⟨

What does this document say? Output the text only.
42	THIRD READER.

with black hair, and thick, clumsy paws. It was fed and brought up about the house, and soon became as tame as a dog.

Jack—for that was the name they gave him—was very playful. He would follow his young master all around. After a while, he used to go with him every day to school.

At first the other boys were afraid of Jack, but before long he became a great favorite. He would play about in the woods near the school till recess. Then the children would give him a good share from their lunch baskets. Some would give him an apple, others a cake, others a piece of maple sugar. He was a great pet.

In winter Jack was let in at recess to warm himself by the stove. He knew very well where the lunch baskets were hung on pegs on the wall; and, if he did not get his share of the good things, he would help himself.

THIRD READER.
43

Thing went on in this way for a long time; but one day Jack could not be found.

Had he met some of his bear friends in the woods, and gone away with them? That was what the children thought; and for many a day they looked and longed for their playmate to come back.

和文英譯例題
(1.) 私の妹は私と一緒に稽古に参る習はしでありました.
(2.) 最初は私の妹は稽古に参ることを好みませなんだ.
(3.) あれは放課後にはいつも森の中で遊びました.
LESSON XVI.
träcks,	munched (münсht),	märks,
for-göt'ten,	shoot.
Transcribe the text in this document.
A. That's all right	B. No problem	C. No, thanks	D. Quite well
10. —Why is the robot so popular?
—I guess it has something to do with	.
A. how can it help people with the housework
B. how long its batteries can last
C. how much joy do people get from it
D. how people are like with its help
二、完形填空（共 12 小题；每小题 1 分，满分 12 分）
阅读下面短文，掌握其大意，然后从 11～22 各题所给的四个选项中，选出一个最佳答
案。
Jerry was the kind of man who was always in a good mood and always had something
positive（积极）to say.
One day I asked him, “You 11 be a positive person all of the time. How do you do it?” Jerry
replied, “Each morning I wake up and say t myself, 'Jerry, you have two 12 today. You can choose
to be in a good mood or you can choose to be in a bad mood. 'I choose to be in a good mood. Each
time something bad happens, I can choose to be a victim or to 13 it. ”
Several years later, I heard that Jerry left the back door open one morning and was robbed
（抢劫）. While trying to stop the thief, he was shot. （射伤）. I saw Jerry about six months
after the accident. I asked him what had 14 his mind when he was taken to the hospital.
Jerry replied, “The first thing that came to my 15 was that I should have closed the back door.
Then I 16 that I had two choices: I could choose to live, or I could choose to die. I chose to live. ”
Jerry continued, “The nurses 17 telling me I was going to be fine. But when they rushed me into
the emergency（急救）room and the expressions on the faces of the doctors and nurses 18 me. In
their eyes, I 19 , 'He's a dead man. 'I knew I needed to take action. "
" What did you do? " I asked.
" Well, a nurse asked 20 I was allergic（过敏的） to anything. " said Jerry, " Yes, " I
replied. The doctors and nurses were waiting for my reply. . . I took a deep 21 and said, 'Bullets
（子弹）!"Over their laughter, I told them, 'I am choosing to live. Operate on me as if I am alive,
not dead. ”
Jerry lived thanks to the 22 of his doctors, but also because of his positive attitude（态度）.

⟩

Identify and copy the lines holding the word "Each".

replied, “Each morning I wake up and say t myself, 'Jerry, you have two 12 today. You can choose
to be in a good mood or you can choose to be in a bad mood. 'I choose to be in a good mood. Each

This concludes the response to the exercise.